[Entries from a dataset]
········

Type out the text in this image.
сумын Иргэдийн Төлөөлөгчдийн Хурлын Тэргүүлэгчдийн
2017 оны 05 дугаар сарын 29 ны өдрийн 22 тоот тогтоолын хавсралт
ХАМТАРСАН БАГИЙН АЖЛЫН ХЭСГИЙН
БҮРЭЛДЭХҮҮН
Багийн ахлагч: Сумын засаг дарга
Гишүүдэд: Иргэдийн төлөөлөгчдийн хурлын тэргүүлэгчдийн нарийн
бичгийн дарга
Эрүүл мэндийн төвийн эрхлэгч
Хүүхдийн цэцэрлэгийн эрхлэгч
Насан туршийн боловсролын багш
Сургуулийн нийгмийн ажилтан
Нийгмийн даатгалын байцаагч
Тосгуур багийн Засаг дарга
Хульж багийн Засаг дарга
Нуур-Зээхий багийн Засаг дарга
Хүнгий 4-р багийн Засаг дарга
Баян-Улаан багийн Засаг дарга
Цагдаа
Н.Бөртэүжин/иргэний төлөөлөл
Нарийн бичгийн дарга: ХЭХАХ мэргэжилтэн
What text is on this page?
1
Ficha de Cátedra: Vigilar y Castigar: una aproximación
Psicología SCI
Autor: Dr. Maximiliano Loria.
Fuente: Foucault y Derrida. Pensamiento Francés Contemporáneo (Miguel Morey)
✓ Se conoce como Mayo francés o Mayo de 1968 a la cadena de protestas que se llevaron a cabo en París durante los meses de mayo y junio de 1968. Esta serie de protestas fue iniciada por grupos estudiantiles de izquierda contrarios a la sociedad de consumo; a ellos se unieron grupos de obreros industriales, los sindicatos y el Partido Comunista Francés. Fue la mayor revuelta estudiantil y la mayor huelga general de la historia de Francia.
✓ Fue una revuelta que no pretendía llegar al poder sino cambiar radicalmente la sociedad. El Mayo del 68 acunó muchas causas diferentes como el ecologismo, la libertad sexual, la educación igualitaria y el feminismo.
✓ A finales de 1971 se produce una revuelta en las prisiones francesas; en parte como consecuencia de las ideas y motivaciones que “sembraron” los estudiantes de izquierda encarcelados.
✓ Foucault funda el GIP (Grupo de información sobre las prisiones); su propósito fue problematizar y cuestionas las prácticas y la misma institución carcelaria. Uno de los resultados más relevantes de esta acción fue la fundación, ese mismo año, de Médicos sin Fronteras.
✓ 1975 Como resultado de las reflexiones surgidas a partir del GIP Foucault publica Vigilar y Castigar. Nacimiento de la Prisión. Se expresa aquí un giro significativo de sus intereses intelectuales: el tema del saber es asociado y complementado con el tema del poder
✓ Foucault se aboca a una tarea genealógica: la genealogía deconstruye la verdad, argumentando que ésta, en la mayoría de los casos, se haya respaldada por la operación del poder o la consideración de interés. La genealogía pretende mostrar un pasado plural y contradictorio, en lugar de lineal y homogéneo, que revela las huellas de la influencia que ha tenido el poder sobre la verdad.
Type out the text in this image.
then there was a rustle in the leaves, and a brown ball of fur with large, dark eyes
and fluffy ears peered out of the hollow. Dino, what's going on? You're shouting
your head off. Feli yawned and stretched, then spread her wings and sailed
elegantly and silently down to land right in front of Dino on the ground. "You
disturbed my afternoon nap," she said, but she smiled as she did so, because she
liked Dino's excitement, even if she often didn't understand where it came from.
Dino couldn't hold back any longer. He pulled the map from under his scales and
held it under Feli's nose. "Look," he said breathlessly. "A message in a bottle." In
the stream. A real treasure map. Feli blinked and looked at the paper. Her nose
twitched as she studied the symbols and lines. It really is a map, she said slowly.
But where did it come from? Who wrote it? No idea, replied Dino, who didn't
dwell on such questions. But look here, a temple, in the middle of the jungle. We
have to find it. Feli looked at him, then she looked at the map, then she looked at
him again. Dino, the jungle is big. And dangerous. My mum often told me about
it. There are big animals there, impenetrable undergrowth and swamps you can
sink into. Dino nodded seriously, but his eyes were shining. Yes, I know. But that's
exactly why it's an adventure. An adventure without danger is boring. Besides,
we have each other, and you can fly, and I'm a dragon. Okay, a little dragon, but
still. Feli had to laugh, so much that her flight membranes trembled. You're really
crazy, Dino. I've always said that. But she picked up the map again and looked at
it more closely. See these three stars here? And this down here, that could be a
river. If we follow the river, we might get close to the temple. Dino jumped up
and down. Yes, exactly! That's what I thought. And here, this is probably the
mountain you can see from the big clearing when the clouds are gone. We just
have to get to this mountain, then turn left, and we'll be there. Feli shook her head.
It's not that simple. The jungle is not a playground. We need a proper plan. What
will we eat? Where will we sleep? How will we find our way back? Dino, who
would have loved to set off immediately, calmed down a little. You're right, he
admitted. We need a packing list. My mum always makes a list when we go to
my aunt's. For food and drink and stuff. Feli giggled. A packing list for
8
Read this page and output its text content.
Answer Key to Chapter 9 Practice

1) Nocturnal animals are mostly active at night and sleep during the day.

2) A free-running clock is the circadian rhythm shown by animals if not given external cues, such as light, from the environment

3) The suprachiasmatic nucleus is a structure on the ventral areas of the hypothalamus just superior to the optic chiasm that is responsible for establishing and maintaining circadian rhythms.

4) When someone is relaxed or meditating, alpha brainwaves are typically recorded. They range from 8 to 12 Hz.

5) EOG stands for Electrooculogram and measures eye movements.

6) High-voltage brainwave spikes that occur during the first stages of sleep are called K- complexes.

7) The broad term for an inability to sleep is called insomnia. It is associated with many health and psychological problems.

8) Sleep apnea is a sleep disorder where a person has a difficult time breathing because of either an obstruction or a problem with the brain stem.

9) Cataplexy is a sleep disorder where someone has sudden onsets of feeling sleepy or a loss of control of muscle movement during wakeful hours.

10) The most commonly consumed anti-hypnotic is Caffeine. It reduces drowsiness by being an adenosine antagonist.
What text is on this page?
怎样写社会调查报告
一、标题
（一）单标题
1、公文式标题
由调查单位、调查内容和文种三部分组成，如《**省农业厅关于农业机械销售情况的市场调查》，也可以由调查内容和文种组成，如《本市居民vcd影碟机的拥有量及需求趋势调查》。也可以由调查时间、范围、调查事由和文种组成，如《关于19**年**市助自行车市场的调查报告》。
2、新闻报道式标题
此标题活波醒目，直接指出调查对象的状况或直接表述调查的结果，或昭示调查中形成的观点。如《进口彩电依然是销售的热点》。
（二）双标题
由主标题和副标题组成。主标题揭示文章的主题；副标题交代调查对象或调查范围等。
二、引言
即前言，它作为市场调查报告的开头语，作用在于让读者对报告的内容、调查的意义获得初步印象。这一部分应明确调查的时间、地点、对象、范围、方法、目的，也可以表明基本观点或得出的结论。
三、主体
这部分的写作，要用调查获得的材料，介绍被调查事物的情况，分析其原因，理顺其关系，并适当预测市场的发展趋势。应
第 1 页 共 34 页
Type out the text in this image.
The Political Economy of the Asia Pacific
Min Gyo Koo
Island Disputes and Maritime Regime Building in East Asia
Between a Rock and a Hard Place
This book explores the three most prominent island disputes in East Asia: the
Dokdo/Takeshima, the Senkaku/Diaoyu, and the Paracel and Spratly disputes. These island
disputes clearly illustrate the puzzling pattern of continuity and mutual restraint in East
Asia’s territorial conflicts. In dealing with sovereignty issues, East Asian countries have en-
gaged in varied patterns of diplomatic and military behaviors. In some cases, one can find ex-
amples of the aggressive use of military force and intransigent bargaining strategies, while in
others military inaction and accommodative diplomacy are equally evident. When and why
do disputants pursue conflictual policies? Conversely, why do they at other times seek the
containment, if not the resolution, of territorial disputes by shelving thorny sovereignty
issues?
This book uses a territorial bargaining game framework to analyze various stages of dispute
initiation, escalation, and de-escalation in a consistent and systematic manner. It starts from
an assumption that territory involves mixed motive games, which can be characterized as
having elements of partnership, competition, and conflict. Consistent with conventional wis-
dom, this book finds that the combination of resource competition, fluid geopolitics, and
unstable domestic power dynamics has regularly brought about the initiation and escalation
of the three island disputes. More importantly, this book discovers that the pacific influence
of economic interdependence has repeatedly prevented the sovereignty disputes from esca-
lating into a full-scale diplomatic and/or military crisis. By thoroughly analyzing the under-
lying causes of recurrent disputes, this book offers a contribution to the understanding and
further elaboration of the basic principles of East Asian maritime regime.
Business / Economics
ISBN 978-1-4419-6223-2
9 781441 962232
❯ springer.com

········

◆ **Exercise goal**: Which lines contain the word "prisiones"? Copy each of them.

◆ **The output**:
✓ A finales de 1971 se produce una revuelta en las prisiones francesas; en parte como consecuencia de las ideas y motivaciones que “sembraron” los estudiantes de izquierda encarcelados.
✓ Foucault funda el GIP (Grupo de información sobre las prisiones); su propósito fue problematizar y cuestionas las prácticas y la misma institución carcelaria. Uno de los resultados más relevantes de esta acción fue la fundación, ese mismo año, de Médicos sin Fronteras.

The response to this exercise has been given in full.